_What you have to do_. Extract the complete data exactly as given.

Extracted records

++++++

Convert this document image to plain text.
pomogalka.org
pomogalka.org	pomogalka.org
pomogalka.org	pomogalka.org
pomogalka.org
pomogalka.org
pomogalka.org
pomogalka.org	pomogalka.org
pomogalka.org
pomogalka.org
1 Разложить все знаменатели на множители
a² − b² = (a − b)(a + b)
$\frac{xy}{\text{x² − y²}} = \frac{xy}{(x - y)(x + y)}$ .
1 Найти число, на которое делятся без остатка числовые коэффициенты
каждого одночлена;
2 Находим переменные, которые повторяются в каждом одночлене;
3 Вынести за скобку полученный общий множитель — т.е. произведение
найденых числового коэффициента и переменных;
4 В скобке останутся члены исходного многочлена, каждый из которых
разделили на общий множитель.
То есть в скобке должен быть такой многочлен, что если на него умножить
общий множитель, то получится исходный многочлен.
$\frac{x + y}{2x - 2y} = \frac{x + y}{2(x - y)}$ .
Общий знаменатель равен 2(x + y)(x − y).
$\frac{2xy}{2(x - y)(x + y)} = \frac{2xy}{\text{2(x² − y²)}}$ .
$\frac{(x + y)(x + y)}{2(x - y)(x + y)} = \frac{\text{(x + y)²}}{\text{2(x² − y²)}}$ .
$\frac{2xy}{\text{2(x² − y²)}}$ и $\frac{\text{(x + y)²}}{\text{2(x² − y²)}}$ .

++++++

_Expected answer_.
Convert this document image to plain text.
pomogalka.org
pomogalka.org	pomogalka.org
pomogalka.org	pomogalka.org
pomogalka.org
pomogalka.org
pomogalka.org
pomogalka.org	pomogalka.org
pomogalka.org
pomogalka.org
1 Разложить все знаменатели на множители
a² − b² = (a − b)(a + b)
$\frac{xy}{\text{x² − y²}} = \frac{xy}{(x - y)(x + y)}$ .
1 Найти число, на которое делятся без остатка числовые коэффициенты
каждого одночлена;
2 Находим переменные, которые повторяются в каждом одночлене;
3 Вынести за скобку полученный общий множитель — т.е. произведение
найденых числового коэффициента и переменных;
4 В скобке останутся члены исходного многочлена, каждый из которых
разделили на общий множитель.
То есть в скобке должен быть такой многочлен, что если на него умножить
общий множитель, то получится исходный многочлен.
$\frac{x + y}{2x - 2y} = \frac{x + y}{2(x - y)}$ .
Общий знаменатель равен 2(x + y)(x − y).
$\frac{2xy}{2(x - y)(x + y)} = \frac{2xy}{\text{2(x² − y²)}}$ .
$\frac{(x + y)(x + y)}{2(x - y)(x + y)} = \frac{\text{(x + y)²}}{\text{2(x² − y²)}}$ .
$\frac{2xy}{\text{2(x² − y²)}}$ и $\frac{\text{(x + y)²}}{\text{2(x² − y²)}}$ .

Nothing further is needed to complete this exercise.